▶ [Set task]: Locate the word "splnění" in the material, then show every line that holds it.

○ ○ ○ ○

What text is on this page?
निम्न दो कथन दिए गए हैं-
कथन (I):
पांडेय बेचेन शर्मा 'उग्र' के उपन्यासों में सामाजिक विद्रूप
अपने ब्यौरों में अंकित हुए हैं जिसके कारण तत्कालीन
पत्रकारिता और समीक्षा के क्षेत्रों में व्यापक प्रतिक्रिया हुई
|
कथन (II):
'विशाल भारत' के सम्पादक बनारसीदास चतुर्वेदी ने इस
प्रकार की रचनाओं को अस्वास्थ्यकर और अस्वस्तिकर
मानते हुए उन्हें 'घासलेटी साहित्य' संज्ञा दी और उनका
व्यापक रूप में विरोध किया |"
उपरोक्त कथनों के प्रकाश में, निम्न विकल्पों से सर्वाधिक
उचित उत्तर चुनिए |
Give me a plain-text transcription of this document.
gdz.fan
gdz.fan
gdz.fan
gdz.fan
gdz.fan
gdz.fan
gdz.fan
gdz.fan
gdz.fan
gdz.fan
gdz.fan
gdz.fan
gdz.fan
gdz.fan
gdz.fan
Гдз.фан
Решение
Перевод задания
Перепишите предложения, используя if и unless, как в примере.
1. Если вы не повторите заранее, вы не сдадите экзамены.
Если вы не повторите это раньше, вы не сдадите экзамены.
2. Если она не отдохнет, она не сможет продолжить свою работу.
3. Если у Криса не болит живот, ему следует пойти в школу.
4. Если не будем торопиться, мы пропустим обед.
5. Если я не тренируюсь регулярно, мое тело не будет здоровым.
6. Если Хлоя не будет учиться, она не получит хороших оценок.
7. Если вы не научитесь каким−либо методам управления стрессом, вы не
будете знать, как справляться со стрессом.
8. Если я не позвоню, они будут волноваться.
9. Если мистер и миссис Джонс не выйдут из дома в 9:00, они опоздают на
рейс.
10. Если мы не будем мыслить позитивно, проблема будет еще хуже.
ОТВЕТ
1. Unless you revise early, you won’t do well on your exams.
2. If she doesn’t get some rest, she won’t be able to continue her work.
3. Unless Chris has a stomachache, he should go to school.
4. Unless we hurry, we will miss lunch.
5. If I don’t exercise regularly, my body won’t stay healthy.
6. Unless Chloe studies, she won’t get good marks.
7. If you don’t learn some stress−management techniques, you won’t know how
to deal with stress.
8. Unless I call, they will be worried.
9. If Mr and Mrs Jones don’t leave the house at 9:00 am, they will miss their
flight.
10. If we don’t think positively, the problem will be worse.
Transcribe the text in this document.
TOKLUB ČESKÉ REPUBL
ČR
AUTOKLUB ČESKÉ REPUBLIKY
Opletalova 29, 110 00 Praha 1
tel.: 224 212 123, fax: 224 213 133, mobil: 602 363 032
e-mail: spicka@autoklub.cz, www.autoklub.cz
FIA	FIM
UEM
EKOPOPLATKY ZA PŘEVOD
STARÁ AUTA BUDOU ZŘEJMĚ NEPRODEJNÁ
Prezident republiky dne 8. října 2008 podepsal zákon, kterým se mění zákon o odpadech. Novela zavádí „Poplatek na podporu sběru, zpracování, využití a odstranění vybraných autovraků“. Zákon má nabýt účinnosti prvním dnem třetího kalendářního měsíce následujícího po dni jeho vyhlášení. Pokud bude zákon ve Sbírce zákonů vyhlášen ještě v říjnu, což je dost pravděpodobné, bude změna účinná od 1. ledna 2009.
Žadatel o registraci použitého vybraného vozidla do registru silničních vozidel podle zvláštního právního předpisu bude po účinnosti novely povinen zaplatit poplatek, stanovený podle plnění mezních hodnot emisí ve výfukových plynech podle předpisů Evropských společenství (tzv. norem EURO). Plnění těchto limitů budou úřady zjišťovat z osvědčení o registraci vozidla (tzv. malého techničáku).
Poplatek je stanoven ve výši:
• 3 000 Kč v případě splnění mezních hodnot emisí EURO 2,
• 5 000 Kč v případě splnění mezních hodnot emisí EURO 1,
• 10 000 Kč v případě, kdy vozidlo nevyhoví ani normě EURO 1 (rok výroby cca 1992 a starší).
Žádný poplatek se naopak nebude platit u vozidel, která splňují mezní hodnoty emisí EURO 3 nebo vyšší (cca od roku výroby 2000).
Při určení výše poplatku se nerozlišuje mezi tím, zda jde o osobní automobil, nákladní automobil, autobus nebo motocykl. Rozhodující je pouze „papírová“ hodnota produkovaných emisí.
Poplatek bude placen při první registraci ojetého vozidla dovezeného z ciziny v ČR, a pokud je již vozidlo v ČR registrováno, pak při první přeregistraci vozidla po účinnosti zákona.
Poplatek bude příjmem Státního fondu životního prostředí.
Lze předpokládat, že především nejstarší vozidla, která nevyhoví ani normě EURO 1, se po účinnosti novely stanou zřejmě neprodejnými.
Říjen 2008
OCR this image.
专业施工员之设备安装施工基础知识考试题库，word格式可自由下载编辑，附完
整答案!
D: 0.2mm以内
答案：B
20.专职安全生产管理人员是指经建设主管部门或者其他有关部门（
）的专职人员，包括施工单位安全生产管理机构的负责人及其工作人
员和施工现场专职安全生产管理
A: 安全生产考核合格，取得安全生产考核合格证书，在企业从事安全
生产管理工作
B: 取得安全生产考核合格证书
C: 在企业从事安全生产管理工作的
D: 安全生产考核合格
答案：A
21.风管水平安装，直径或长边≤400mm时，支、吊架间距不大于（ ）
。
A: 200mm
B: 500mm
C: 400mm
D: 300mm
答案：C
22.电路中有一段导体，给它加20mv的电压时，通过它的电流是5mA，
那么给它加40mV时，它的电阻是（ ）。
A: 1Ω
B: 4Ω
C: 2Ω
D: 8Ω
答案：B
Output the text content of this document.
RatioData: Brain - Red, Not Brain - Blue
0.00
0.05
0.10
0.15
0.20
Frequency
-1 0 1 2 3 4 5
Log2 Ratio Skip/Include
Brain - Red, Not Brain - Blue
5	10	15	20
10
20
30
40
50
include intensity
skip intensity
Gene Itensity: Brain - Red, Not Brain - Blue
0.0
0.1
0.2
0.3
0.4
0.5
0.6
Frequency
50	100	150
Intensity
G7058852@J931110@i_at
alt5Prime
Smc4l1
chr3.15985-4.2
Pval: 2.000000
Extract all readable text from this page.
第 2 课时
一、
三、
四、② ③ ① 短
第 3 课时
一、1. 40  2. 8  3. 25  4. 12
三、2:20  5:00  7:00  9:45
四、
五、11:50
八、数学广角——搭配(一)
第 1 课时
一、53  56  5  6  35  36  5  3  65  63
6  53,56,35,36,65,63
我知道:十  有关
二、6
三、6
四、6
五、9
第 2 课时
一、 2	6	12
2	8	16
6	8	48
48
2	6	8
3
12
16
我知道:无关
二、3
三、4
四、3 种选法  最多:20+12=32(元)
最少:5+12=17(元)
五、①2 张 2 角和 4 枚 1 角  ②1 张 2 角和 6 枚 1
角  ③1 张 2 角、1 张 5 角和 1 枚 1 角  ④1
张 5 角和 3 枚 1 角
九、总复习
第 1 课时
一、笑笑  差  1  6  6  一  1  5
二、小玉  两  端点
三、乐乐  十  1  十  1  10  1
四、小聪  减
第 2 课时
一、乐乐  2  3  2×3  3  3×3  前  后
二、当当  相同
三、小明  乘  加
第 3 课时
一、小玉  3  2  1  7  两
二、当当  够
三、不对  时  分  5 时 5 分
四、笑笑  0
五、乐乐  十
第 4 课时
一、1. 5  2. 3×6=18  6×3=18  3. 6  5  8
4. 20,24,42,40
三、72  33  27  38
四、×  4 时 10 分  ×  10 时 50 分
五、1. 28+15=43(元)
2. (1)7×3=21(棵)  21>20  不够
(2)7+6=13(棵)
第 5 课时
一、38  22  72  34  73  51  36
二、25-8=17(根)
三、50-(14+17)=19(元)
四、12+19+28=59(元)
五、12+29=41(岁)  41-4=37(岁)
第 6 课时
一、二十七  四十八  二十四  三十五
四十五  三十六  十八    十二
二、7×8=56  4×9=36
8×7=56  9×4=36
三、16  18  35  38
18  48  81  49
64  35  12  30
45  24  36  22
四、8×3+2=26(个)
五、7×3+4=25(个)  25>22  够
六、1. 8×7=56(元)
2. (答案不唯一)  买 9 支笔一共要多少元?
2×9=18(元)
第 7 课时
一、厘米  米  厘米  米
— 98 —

○ ○ ○ ○

▶ [Task answer]:
• 3 000 Kč v případě splnění mezních hodnot emisí EURO 2,
• 5 000 Kč v případě splnění mezních hodnot emisí EURO 1,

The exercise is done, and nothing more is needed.